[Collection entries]
## BEGIN

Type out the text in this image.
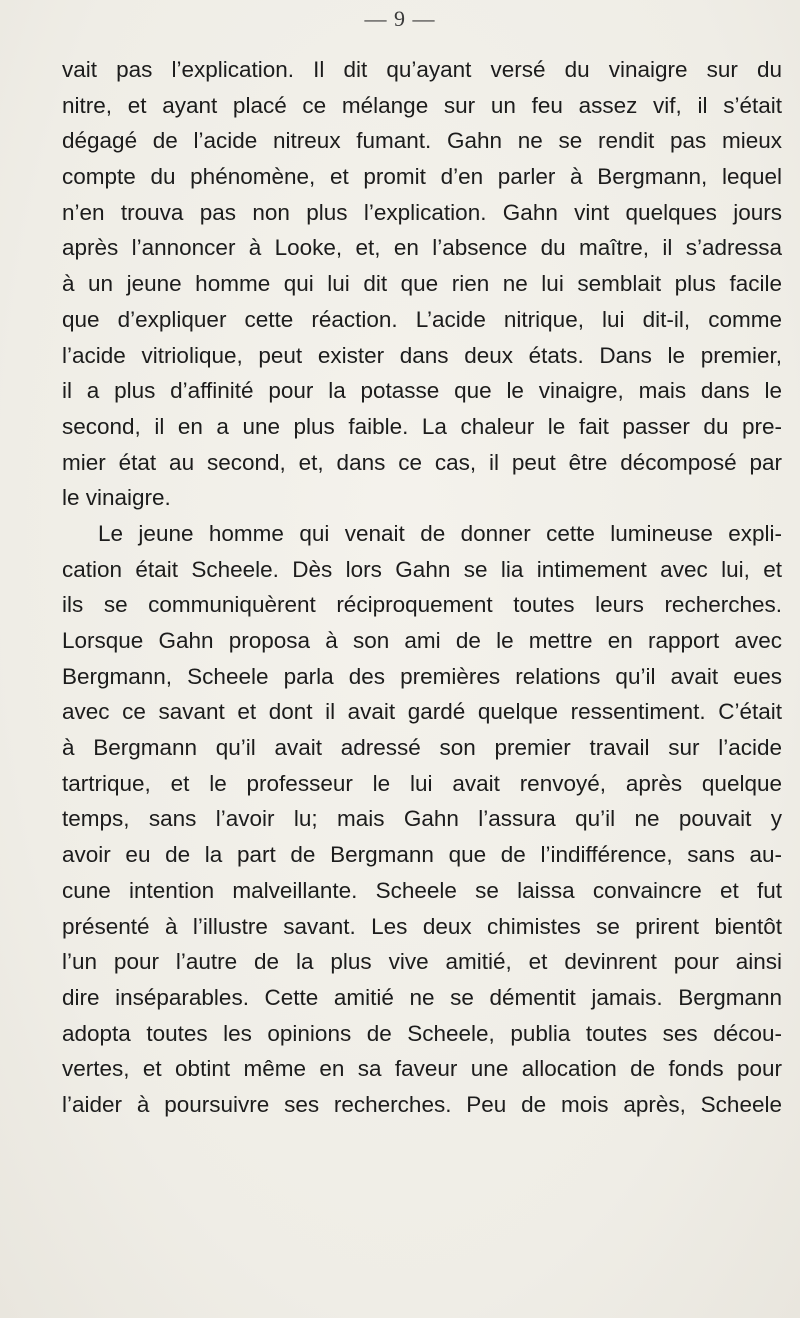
— 9 —
vait pas l’explication. Il dit qu’ayant versé du vinaigre sur du
nitre, et ayant placé ce mélange sur un feu assez vif, il s’était
dégagé de l’acide nitreux fumant. Gahn ne se rendit pas mieux
compte du phénomène, et promit d’en parler à Bergmann, lequel
n’en trouva pas non plus l’explication. Gahn vint quelques jours
après l’annoncer à Looke, et, en l’absence du maître, il s’adressa
à un jeune homme qui lui dit que rien ne lui semblait plus facile
que d’expliquer cette réaction. L’acide nitrique, lui dit-il, comme
l’acide vitriolique, peut exister dans deux états. Dans le premier,
il a plus d’affinité pour la potasse que le vinaigre, mais dans le
second, il en a une plus faible. La chaleur le fait passer du pre-
mier état au second, et, dans ce cas, il peut être décomposé par
le vinaigre.
Le jeune homme qui venait de donner cette lumineuse expli-
cation était Scheele. Dès lors Gahn se lia intimement avec lui, et
ils se communiquèrent réciproquement toutes leurs recherches.
Lorsque Gahn proposa à son ami de le mettre en rapport avec
Bergmann, Scheele parla des premières relations qu’il avait eues
avec ce savant et dont il avait gardé quelque ressentiment. C’était
à Bergmann qu’il avait adressé son premier travail sur l’acide
tartrique, et le professeur le lui avait renvoyé, après quelque
temps, sans l’avoir lu; mais Gahn l’assura qu’il ne pouvait y
avoir eu de la part de Bergmann que de l’indifférence, sans au-
cune intention malveillante. Scheele se laissa convaincre et fut
présenté à l’illustre savant. Les deux chimistes se prirent bientôt
l’un pour l’autre de la plus vive amitié, et devinrent pour ainsi
dire inséparables. Cette amitié ne se démentit jamais. Bergmann
adopta toutes les opinions de Scheele, publia toutes ses décou-
vertes, et obtint même en sa faveur une allocation de fonds pour
l’aider à poursuivre ses recherches. Peu de mois après, Scheele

## END

Task description —
Pull out each line containing the word "amitié" and copy it.

Response to this task —
l’un pour l’autre de la plus vive amitié, et devinrent pour ainsi
dire inséparables. Cette amitié ne se démentit jamais. Bergmann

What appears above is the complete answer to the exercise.